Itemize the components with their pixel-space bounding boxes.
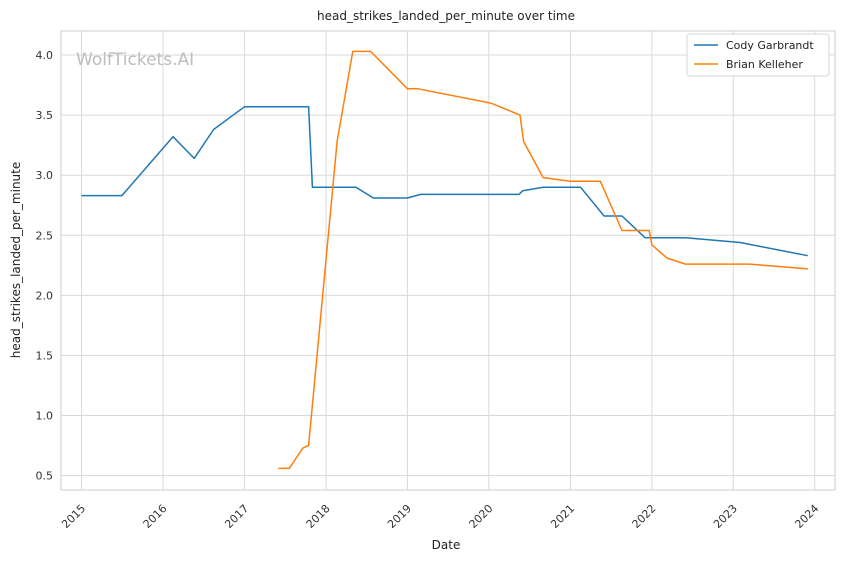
y-tick-label: 2.5 xyxy=(36,229,54,242)
legend-label-cody-garbrandt: Cody Garbrandt xyxy=(726,39,814,52)
watermark: WolfTickets.AI xyxy=(76,50,194,70)
legend-frame xyxy=(686,33,830,77)
y-tick-label: 1.0 xyxy=(36,410,54,423)
series-line-cody-garbrandt xyxy=(81,105,808,257)
y-tick-label: 0.5 xyxy=(36,470,54,483)
series-lines xyxy=(81,50,808,470)
x-tick-label: 2019 xyxy=(385,502,414,531)
chart-title: head_strikes_landed_per_minute over time xyxy=(317,9,575,23)
x-tick-label: 2017 xyxy=(222,502,251,531)
x-tick-label: 2021 xyxy=(548,502,577,531)
plot-area xyxy=(60,30,836,491)
y-tick-label: 1.5 xyxy=(36,349,54,362)
x-tick-label: 2018 xyxy=(304,502,333,531)
legend-label-brian-kelleher: Brian Kelleher xyxy=(726,58,803,71)
x-tick-label: 2016 xyxy=(141,502,170,531)
x-tick-label: 2015 xyxy=(59,502,88,531)
y-tick-label: 4.0 xyxy=(36,49,54,62)
legend: Cody Garbrandt Brian Kelleher xyxy=(686,33,830,77)
x-tick-label: 2020 xyxy=(467,502,496,531)
y-tick-label: 3.0 xyxy=(36,169,54,182)
y-tick-label: 2.0 xyxy=(36,289,54,302)
y-tick-label: 3.5 xyxy=(36,109,54,122)
x-tick-label: 2023 xyxy=(711,502,740,531)
series-line-brian-kelleher xyxy=(278,50,808,470)
x-tick-label: 2024 xyxy=(792,502,821,531)
y-axis-label: head_strikes_landed_per_minute xyxy=(9,162,23,359)
x-tick-label: 2022 xyxy=(630,502,659,531)
x-axis-label: Date xyxy=(432,538,461,552)
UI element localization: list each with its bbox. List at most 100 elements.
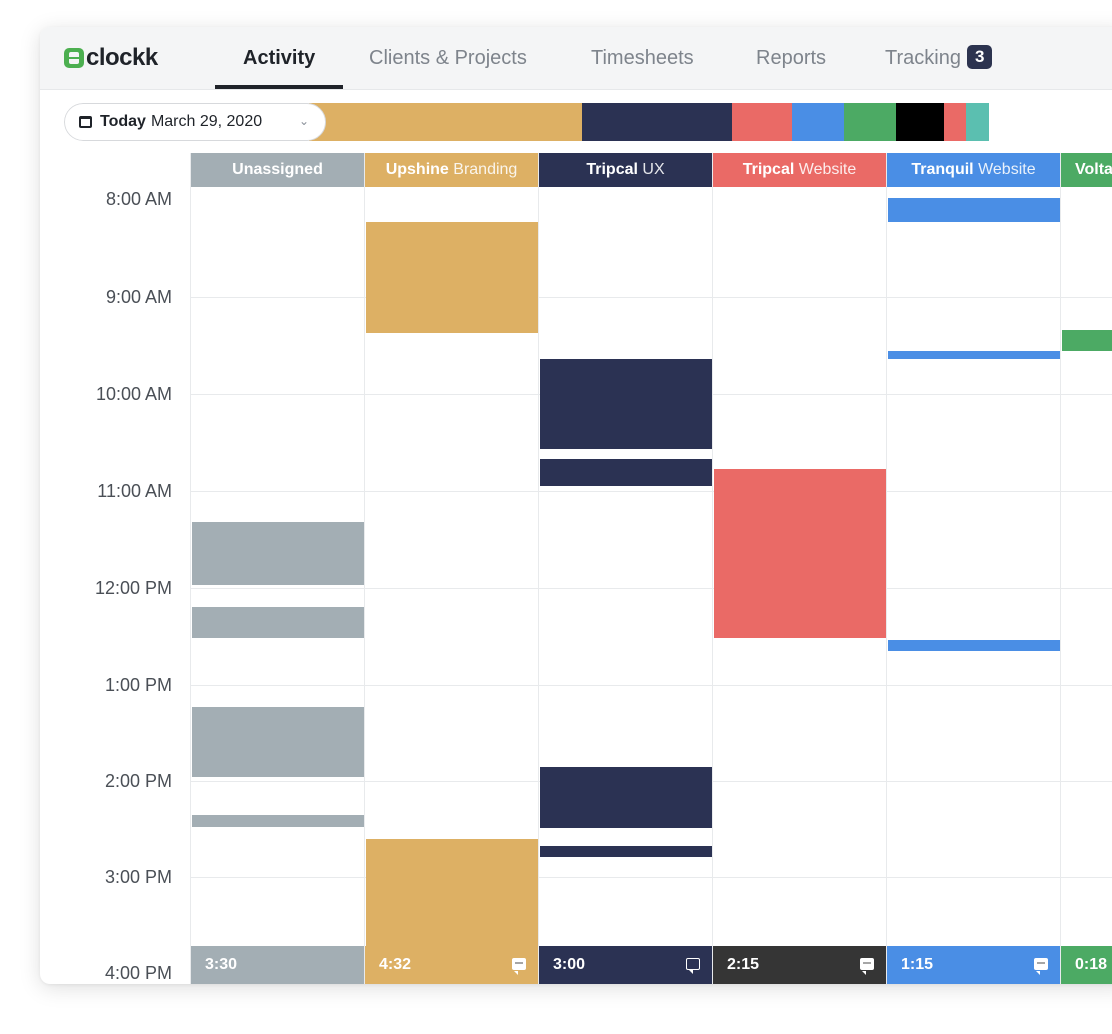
project-name: Website <box>798 161 857 178</box>
column-volta: Volta 0:18 <box>1060 153 1112 984</box>
comment-icon[interactable] <box>512 958 526 975</box>
date-picker[interactable]: Today March 29, 2020 ⌄ <box>64 103 326 141</box>
segment-tripcal-website <box>732 103 792 141</box>
time-entry-block[interactable] <box>888 198 1060 223</box>
client-name: Tripcal <box>586 161 638 178</box>
segment-teal <box>966 103 989 141</box>
activity-panel: clockk Activity Clients & Projects Times… <box>40 27 1112 984</box>
segment-tripcal-ux <box>582 103 732 141</box>
time-entry-block[interactable] <box>1062 330 1112 352</box>
tab-clients-projects[interactable]: Clients & Projects <box>369 27 527 89</box>
total-time: 3:30 <box>205 956 238 973</box>
time-entry-block[interactable] <box>540 359 712 450</box>
time-entry-block[interactable] <box>192 707 364 777</box>
tab-timesheets[interactable]: Timesheets <box>591 27 694 89</box>
project-name: Website <box>978 161 1036 178</box>
tab-activity[interactable]: Activity <box>215 27 344 89</box>
column-header[interactable]: Volta <box>1061 153 1112 187</box>
calendar-icon <box>79 116 92 128</box>
hour-label: 8:00 AM <box>105 189 172 209</box>
column-upshine-branding: Upshine Branding 4:32 <box>364 153 538 984</box>
comment-icon[interactable] <box>860 958 874 975</box>
time-entry-block[interactable] <box>192 521 364 585</box>
date-text: March 29, 2020 <box>150 113 263 130</box>
tab-timesheets-label: Timesheets <box>591 47 694 69</box>
time-entry-block[interactable] <box>540 766 712 829</box>
top-nav: clockk Activity Clients & Projects Times… <box>40 27 1112 89</box>
column-header[interactable]: Unassigned <box>191 153 364 187</box>
column-tripcal-website: Tripcal Website 2:15 <box>712 153 886 984</box>
time-axis: 8:00 AM 9:00 AM 10:00 AM 11:00 AM 12:00 … <box>40 153 190 984</box>
time-entry-block[interactable] <box>192 815 364 827</box>
time-entry-block[interactable] <box>192 607 364 638</box>
column-total[interactable]: 2:15 <box>713 946 886 984</box>
segment-volta <box>844 103 896 141</box>
tab-clients-projects-label: Clients & Projects <box>369 47 527 69</box>
column-total[interactable]: 0:18 <box>1061 946 1112 984</box>
hour-gridline <box>190 588 1112 589</box>
hour-label: 4:00 PM <box>104 963 172 983</box>
time-entry-block[interactable] <box>540 459 712 487</box>
segment-coral <box>944 103 966 141</box>
time-entry-block[interactable] <box>366 222 538 334</box>
column-total[interactable]: 3:00 <box>539 946 712 984</box>
total-time: 0:18 <box>1075 956 1108 973</box>
tab-tracking-label: Tracking <box>885 47 961 69</box>
time-entry-block[interactable] <box>888 351 1060 360</box>
column-header[interactable]: Tripcal UX <box>539 153 712 187</box>
clockk-logo-icon <box>64 48 84 68</box>
column-total[interactable]: 4:32 <box>365 946 538 984</box>
hour-gridline <box>190 685 1112 686</box>
time-distribution: Today March 29, 2020 ⌄ <box>64 103 1009 141</box>
project-name: UX <box>642 161 665 178</box>
column-header[interactable]: Tripcal Website <box>713 153 886 187</box>
tab-reports[interactable]: Reports <box>756 27 826 89</box>
clockk-logo[interactable]: clockk <box>64 41 158 75</box>
client-name: Upshine <box>385 161 449 178</box>
tab-reports-label: Reports <box>756 47 827 69</box>
today-label: Today <box>100 113 146 130</box>
segment-upshine-branding <box>309 103 582 141</box>
column-tranquil-website: Tranquil Website 1:15 <box>886 153 1060 984</box>
hour-gridline <box>190 877 1112 878</box>
client-name: Tripcal <box>742 161 795 178</box>
client-name: Tranquil <box>911 161 974 178</box>
hour-label: 12:00 PM <box>94 578 172 598</box>
hour-gridline <box>190 297 1112 298</box>
project-name: Branding <box>453 161 518 178</box>
hour-label: 11:00 AM <box>97 481 172 501</box>
total-time: 1:15 <box>901 956 934 973</box>
time-entry-block[interactable] <box>888 639 1060 651</box>
segment-tranquil-website <box>792 103 844 141</box>
tab-activity-label: Activity <box>243 47 316 69</box>
hour-gridline <box>190 491 1112 492</box>
column-total[interactable]: 1:15 <box>887 946 1060 984</box>
calendar-grid: Unassigned 3:30 Upshine Branding 4:32 Tr… <box>190 153 1112 984</box>
comment-icon[interactable] <box>1034 958 1048 975</box>
column-total[interactable]: 3:30 <box>191 946 364 984</box>
tab-tracking[interactable]: Tracking 3 <box>885 27 993 89</box>
column-unassigned: Unassigned 3:30 <box>190 153 364 984</box>
client-name: Unassigned <box>232 161 323 178</box>
hour-label: 10:00 AM <box>95 384 172 404</box>
date-distribution-bar: Today March 29, 2020 ⌄ <box>40 89 1112 153</box>
segment-black <box>896 103 944 141</box>
hour-label: 9:00 AM <box>105 287 172 307</box>
client-name: Volta <box>1075 161 1112 178</box>
hour-label: 1:00 PM <box>104 675 172 695</box>
time-entry-block[interactable] <box>540 845 712 858</box>
time-entry-block[interactable] <box>714 468 886 638</box>
hour-label: 3:00 PM <box>104 867 172 887</box>
column-header[interactable]: Upshine Branding <box>365 153 538 187</box>
column-header[interactable]: Tranquil Website <box>887 153 1060 187</box>
total-time: 4:32 <box>379 956 412 973</box>
logo-text: clockk <box>86 44 158 71</box>
hour-label: 2:00 PM <box>104 771 172 791</box>
chevron-down-icon: ⌄ <box>298 114 309 128</box>
column-tripcal-ux: Tripcal UX 3:00 <box>538 153 712 984</box>
total-time: 3:00 <box>553 956 586 973</box>
tracking-count-badge: 3 <box>966 45 993 69</box>
comment-outline-icon[interactable] <box>686 958 700 974</box>
time-entry-block[interactable] <box>366 839 538 948</box>
total-time: 2:15 <box>727 956 760 973</box>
━━━━━━━━
### INSTRUCTIONS FOR THE TASK
Retype the items in the stretch from the line containing "y-tick-label: 2.5 xyxy=(36,229,54,242)" through the line containing "x-tick-label: 2017 xyxy=(222,502,251,531)", keeping every character as it appears.

### SOLUTION FOR THIS EXERCISE
y-tick-label: 2.5 xyxy=(36,229,54,242)
legend-label-cody-garbrandt: Cody Garbrandt xyxy=(726,39,814,52)
watermark: WolfTickets.AI xyxy=(76,50,194,70)
legend-frame xyxy=(686,33,830,77)
y-tick-label: 1.0 xyxy=(36,410,54,423)
series-line-cody-garbrandt xyxy=(81,105,808,257)
y-tick-label: 0.5 xyxy=(36,470,54,483)
series-lines xyxy=(81,50,808,470)
x-tick-label: 2019 xyxy=(385,502,414,531)
chart-title: head_strikes_landed_per_minute over time xyxy=(317,9,575,23)
x-tick-label: 2017 xyxy=(222,502,251,531)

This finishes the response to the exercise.